### Document
## BEGIN
SIX IN TEN SELF-EMPLOYED WOMEN ARE NOT SAVING ENOUGH FOR THEIR FUTURE
– More than two-thirds of self-employed women (71%) do not have any form of pension savings
Six in ten (61%) self-employed women believe they are not saving enough for their future according to analysis from Fidelity International’s Generation Self-Employed* report.
While most women (96%) choose self-employment to feel more in control of their working lives, many feel decidedly less confident about their financial future. More than two-thirds (71%) of self-employed women say they do not have any form of pension. This is in stark contrast with women in employment where only 35% say they have no pension savings at all.
Women in employment
Current workplace pension
Previous workplace pension
Women with no form of pension
Percentage of self-employed and employed women saving into a pension
Recent ONS figures reveal there are more women in work than ever before – with the employment rate gap between the sexes narrowing to 8.2% in the three months to July 2019. Furthermore, there are more women choosing self-employment, with a recorded 1.7 million in charge of their own businesses.**
Emma-Lou Montgomery, associate director for Personal Investing at Fidelity International, said: “More than 10 million*** people now benefit from being automatically-enrolled into a workplace pension. However, choosing to become your own boss means assuming the responsibility of planning for retirement yourself. And while the number of female entrepreneurs is on the rise, our figures suggest many have yet to consider what this means for their finances.
“One third (32%) of self-employed women feel they are saving enough for the future, however, our research reveals that many are missing out on opportunities to increase their wealth through investing. Of those surveyed, just 10% currently invest in stocks and shares, compared to a quarter (26%) of self-employed men. And just over a third (35%) have an ISA. We know from our ongoing Women & Money campaign that there is a gender pension gap of almost 11%,^ so ensuring we are harnessing our financial power and investing for our futures is even more important for women.”
The research also reveals that almost three-quarters (73%) of those not saving for the future say they simply cannot afford to, and 11% don’t know how to go about it.
## END
### Aim of the exercise
Carry on the press release on self-employed women's pension savings from the point where it stops. The material that comes next has no connection to the press release on self-employed women's pension savings.

[Element and coordinate records]
## BEGIN
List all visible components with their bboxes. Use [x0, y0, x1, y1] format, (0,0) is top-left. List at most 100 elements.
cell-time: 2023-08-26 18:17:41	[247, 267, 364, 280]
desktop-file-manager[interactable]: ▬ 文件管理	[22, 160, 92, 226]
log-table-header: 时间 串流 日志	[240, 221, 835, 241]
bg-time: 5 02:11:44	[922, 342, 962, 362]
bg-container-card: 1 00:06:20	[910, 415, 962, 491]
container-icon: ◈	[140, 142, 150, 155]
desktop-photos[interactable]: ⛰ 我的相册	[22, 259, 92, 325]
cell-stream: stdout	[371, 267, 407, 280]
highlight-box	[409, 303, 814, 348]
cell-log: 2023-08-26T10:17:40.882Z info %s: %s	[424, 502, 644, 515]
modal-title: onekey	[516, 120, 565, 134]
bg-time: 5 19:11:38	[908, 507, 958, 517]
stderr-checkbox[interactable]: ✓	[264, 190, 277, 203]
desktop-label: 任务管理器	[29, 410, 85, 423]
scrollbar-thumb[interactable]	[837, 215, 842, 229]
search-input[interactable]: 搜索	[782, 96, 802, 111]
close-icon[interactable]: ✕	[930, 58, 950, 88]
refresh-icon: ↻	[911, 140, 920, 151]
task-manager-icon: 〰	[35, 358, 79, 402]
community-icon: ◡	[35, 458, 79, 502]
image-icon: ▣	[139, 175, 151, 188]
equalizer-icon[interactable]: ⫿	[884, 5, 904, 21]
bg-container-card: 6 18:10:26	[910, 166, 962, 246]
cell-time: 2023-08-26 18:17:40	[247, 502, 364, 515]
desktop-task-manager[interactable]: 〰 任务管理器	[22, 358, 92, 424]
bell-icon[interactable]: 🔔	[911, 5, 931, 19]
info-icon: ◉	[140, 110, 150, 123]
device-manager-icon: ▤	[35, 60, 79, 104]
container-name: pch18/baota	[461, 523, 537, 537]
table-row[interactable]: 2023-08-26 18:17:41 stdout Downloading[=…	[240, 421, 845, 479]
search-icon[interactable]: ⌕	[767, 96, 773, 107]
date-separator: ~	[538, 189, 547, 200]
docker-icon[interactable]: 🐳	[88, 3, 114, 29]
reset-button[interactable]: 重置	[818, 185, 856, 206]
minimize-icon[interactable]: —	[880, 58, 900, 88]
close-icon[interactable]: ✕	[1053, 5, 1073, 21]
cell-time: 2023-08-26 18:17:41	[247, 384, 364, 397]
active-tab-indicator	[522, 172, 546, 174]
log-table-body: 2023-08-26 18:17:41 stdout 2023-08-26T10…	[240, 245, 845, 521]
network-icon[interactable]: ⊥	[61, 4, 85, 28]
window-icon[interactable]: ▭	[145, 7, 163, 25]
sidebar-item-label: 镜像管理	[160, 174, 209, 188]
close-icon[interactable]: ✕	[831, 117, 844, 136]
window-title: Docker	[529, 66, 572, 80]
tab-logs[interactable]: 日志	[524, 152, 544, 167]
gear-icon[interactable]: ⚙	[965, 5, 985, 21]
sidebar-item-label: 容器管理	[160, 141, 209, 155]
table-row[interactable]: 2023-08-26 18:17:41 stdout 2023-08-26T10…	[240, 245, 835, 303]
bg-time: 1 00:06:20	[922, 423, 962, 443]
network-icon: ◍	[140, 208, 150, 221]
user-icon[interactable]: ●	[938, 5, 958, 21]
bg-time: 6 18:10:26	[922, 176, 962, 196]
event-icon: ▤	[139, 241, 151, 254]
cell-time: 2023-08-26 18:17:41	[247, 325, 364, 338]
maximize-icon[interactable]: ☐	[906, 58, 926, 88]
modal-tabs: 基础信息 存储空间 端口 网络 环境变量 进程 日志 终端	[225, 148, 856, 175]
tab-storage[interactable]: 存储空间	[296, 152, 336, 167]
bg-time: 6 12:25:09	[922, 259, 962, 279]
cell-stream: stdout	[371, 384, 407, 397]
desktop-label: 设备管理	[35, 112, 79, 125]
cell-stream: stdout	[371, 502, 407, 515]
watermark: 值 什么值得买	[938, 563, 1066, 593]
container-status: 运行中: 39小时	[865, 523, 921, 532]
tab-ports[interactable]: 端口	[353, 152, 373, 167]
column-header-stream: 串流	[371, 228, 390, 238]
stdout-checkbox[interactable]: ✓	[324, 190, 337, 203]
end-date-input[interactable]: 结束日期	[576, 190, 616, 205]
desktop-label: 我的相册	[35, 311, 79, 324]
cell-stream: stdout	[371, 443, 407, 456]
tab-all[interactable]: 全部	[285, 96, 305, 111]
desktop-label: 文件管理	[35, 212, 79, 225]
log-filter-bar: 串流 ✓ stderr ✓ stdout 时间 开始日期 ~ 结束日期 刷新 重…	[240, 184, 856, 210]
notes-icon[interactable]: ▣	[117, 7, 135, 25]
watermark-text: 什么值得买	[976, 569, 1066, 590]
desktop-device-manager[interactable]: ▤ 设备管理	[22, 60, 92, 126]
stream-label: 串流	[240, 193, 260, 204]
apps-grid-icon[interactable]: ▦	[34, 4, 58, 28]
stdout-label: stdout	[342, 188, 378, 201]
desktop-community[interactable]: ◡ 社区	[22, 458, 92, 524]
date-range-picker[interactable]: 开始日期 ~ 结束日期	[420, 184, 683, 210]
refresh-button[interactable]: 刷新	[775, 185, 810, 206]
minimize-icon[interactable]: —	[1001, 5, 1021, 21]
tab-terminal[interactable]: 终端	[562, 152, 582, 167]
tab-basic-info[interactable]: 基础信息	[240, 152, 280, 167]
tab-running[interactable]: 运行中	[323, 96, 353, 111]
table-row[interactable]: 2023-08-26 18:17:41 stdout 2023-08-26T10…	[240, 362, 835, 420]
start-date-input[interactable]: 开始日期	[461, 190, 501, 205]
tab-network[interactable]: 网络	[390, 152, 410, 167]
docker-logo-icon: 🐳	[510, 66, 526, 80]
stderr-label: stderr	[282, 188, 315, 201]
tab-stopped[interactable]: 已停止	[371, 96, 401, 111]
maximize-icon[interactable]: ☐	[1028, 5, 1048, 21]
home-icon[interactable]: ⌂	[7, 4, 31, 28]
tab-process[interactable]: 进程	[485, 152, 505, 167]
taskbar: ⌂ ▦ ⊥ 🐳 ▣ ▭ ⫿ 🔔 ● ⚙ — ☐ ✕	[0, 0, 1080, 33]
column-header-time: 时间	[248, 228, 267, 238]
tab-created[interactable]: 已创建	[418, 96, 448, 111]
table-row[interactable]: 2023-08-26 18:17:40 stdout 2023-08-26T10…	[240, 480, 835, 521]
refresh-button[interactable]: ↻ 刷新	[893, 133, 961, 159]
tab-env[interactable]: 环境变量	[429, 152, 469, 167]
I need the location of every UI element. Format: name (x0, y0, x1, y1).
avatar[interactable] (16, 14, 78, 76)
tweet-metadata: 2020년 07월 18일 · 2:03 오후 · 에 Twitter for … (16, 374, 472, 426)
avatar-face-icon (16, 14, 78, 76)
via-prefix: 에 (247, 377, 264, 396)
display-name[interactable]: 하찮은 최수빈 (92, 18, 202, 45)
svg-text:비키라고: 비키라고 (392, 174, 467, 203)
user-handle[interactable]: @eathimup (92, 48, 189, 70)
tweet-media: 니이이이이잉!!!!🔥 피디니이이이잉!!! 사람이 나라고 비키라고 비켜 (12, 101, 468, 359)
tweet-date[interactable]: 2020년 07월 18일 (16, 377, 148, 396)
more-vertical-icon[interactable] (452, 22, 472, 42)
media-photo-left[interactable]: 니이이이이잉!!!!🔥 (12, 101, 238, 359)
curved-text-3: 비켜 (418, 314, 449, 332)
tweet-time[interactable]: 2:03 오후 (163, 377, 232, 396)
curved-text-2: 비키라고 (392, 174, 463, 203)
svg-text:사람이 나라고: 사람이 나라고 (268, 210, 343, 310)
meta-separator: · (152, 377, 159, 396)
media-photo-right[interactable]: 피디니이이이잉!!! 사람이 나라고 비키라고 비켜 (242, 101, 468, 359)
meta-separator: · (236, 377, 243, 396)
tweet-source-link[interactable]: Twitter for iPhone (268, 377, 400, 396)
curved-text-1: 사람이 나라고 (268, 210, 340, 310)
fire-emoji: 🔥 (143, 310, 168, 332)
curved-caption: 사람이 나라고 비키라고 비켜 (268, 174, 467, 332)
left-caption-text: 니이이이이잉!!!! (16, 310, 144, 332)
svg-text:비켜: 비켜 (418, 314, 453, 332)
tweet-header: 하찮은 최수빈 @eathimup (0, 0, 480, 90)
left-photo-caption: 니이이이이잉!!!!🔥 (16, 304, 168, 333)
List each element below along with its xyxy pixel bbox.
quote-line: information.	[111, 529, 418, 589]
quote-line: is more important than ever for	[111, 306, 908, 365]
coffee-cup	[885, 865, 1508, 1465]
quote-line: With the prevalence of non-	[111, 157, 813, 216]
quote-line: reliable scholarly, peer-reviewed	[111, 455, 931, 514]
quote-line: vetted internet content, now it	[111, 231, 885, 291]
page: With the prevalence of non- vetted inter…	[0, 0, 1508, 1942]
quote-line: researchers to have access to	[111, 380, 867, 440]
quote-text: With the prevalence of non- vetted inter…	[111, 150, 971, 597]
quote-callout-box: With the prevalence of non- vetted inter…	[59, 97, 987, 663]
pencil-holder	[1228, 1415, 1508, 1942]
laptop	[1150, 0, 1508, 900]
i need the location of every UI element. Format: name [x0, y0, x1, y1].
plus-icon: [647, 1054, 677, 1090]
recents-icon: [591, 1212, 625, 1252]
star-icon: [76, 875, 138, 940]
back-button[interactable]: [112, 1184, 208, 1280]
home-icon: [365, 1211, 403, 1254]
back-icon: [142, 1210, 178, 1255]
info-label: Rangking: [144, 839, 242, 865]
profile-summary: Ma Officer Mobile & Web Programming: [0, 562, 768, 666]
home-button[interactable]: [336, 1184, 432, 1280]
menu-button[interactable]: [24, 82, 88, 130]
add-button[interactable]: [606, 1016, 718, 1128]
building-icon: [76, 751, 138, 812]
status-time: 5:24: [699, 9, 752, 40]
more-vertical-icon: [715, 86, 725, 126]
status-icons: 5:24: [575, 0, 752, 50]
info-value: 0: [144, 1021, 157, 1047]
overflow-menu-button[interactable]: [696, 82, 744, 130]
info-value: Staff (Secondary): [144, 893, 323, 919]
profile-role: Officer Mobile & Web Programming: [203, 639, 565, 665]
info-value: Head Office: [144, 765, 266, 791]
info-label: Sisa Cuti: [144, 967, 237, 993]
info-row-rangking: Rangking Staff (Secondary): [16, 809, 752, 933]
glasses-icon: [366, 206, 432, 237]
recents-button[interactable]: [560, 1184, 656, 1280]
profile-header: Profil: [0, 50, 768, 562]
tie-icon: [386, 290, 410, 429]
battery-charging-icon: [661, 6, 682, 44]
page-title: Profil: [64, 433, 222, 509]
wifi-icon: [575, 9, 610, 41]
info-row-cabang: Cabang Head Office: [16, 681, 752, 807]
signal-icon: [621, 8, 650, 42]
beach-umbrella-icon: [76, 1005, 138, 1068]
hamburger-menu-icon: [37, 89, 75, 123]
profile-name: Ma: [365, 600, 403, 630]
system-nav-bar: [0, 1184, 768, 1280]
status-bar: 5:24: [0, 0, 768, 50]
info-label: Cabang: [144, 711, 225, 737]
## END
### Result below
Emma-Lou Montgomery adds: “There is no doubt that women are good savers, but they tend to keep their money in cash rather than invest in the stock market. The first step to addressing this is by helping them to feel informed and confident in making decisions; changing the way they think about investing.
“This doesn’t have to mean contributing large sums into a retirement or investment portfolio in one go. Rather, a great way of saving that doesn’t require a big sacrifice is to start a monthly saving plan where you allocate a small amount on a regular basis. For example, you could contribute as little as £100 a month into your Self Invested Personal Pension (SIPP). If you did this over 20 years you could generate a savings pot worth £36,268 and after 30 years you could have £68,181^^.”
These and other findings are included in Fidelity International’s report Generation Self-Employed, which provides insight into how the self-employed are managing their personal finances and their attitudes towards saving and investing.
*Source: Generation Self-Employed Report, Fidelity International, January 2019
The full report is available to download here: Fidelity.co.uk/womenandmoney
^^Source: Fidelity International, November 2019 – Datastream, FTSE All Share, Currency: GBP. Based on a hypothetical illustration assuming a rate of growth of 5% a year, no initial charge, a platform service fee of 0.35% and an annual management charge at 0.75%.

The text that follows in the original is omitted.